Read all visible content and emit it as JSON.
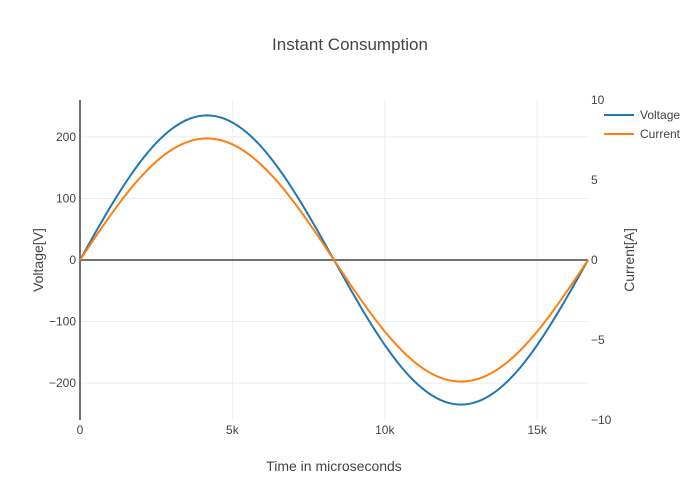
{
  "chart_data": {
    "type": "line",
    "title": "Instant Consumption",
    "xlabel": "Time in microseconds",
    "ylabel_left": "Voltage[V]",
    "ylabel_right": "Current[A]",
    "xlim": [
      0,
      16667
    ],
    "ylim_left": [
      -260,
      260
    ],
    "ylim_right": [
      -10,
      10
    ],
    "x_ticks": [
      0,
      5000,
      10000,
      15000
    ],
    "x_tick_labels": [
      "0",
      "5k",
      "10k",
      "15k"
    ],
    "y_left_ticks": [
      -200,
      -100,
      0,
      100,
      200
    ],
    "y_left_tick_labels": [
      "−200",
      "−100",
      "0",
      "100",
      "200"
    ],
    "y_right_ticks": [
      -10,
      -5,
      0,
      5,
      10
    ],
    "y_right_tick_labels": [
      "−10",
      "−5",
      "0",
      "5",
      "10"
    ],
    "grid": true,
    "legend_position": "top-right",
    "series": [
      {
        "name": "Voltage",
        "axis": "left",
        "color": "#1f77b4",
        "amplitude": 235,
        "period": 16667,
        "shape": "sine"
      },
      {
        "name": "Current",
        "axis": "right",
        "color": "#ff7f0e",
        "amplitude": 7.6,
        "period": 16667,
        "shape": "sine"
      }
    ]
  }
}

--

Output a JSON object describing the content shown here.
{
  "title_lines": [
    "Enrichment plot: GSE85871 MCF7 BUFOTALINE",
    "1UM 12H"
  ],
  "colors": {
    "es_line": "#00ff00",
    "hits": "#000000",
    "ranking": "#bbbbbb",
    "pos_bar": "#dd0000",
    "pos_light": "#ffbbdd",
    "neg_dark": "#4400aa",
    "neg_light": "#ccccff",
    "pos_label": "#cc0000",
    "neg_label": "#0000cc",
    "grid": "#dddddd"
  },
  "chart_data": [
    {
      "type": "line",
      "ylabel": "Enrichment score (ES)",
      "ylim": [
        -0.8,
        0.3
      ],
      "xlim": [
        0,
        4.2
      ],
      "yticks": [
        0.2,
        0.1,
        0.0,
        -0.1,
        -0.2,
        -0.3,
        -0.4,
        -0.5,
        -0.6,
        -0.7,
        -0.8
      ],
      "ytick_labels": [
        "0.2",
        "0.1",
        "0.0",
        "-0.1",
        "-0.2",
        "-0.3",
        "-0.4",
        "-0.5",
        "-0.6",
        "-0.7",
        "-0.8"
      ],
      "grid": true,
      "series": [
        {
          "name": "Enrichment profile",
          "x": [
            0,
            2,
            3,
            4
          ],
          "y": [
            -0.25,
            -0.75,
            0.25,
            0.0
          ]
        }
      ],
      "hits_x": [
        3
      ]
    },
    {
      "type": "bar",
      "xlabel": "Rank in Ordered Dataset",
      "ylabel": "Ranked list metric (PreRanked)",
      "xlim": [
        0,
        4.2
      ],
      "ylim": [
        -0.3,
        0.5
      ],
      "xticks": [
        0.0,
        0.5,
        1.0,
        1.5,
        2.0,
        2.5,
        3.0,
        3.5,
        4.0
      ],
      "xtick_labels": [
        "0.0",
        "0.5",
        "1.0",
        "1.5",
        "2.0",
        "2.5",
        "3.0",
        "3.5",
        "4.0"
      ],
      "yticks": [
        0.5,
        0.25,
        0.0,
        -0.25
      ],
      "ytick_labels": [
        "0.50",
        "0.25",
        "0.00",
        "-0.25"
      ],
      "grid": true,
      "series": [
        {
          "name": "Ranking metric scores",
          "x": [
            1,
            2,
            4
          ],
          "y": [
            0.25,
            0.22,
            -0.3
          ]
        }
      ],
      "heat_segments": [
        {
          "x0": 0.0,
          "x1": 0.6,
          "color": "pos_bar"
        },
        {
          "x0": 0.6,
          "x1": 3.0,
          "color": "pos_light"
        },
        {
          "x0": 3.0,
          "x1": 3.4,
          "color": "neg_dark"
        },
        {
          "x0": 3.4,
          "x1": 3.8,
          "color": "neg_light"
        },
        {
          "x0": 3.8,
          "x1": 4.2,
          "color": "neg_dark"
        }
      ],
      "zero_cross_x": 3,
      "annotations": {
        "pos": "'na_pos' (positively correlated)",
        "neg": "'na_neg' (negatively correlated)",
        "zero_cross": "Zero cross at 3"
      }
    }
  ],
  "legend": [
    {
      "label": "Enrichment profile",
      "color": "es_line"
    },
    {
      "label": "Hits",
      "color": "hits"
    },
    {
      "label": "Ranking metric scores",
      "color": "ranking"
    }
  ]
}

---

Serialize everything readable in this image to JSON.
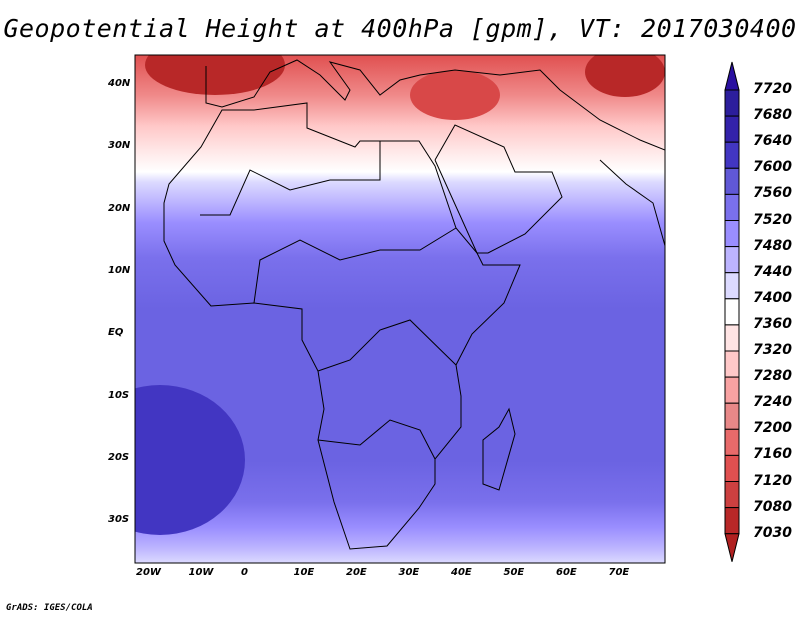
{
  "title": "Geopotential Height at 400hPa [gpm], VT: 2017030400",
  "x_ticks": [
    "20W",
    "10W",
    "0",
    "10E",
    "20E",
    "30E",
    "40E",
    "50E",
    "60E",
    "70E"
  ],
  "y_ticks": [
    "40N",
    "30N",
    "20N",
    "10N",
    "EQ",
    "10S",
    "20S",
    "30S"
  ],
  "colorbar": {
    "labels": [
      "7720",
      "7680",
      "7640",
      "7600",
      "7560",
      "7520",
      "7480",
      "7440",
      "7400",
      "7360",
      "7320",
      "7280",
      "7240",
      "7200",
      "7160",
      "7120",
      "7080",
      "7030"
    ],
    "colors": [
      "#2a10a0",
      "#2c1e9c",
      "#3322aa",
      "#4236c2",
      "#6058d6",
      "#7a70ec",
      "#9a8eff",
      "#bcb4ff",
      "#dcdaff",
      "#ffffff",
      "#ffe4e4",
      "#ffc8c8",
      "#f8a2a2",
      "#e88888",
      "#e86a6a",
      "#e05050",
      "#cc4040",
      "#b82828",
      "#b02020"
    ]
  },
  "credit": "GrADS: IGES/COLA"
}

EXERCISE » Pull out every line of the records that includes the string "metric".

ANSWER FOR THIS EXERCISE »
      "ylabel": "Ranked list metric (PreRanked)",
          "name": "Ranking metric scores",
      "label": "Ranking metric scores",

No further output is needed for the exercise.